INSTRUCTIONS FOR THE TASK> Reproduce the lines of the material unchanged, beginning with the line that contains "Patent image size: (994, 1081)." and continuing through the line that contains "The shaft 712 is at (311, 368).", with both of those lines included.

TASK MATERIAL>
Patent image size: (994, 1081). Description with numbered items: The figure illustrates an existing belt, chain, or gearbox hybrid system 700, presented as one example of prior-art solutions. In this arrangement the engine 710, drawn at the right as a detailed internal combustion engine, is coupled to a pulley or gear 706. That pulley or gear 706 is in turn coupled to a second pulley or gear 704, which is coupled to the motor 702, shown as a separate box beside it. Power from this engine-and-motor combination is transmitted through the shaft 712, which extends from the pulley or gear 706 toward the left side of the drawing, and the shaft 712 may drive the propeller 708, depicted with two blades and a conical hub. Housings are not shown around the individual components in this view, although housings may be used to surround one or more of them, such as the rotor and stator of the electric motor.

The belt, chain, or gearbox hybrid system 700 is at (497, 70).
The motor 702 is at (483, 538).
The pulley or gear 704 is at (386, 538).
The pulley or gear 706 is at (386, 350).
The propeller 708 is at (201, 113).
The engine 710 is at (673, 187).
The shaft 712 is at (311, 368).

* * *

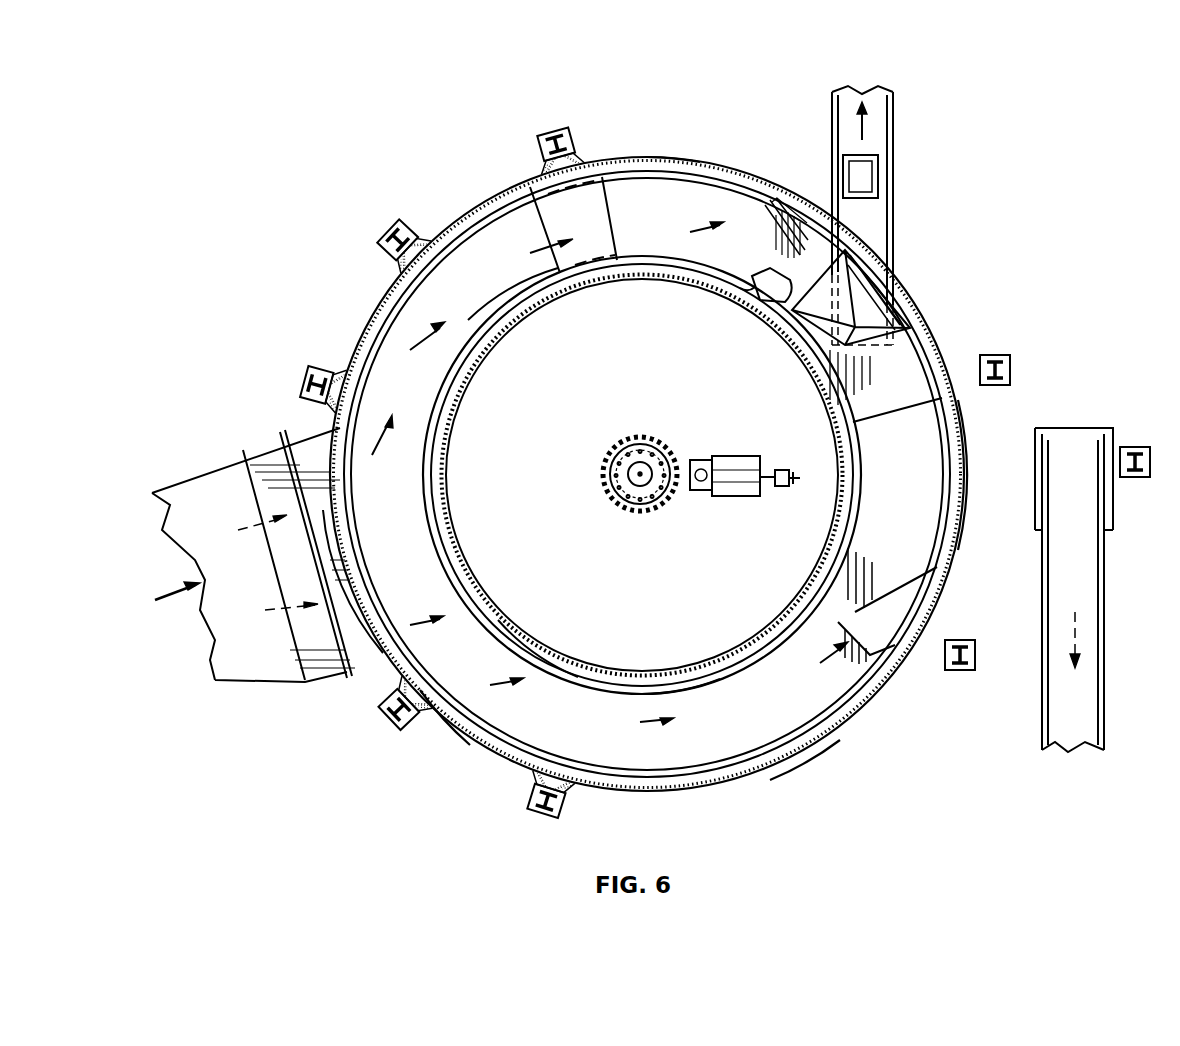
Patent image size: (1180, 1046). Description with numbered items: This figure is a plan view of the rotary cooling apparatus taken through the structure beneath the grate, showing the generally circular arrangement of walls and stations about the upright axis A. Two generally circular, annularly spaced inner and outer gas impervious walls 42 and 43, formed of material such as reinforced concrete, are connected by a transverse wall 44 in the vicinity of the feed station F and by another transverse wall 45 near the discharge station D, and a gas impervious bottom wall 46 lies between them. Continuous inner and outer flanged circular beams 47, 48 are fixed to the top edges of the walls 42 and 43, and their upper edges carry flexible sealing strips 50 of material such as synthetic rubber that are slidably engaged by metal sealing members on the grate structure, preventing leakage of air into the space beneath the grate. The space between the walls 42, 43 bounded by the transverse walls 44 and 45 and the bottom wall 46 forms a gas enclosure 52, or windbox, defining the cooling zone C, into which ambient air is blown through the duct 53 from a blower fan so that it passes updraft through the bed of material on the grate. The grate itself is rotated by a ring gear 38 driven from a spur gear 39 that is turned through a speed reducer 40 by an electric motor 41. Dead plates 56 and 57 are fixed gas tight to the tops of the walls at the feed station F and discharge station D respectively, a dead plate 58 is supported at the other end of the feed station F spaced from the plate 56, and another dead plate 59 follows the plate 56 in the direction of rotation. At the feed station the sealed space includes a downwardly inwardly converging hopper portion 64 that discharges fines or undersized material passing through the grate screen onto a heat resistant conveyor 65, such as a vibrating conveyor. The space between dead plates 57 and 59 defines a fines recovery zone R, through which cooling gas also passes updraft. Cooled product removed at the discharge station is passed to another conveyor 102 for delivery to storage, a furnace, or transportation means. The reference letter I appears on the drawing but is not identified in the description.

WORKED ANSWER>
Patent image size: (994, 1081). Description with numbered items: The figure illustrates an existing belt, chain, or gearbox hybrid system 700, presented as one example of prior-art solutions. In this arrangement the engine 710, drawn at the right as a detailed internal combustion engine, is coupled to a pulley or gear 706. That pulley or gear 706 is in turn coupled to a second pulley or gear 704, which is coupled to the motor 702, shown as a separate box beside it. Power from this engine-and-motor combination is transmitted through the shaft 712, which extends from the pulley or gear 706 toward the left side of the drawing, and the shaft 712 may drive the propeller 708, depicted with two blades and a conical hub. Housings are not shown around the individual components in this view, although housings may be used to surround one or more of them, such as the rotor and stator of the electric motor.

The belt, chain, or gearbox hybrid system 700 is at (497, 70).
The motor 702 is at (483, 538).
The pulley or gear 704 is at (386, 538).
The pulley or gear 706 is at (386, 350).
The propeller 708 is at (201, 113).
The engine 710 is at (673, 187).
The shaft 712 is at (311, 368).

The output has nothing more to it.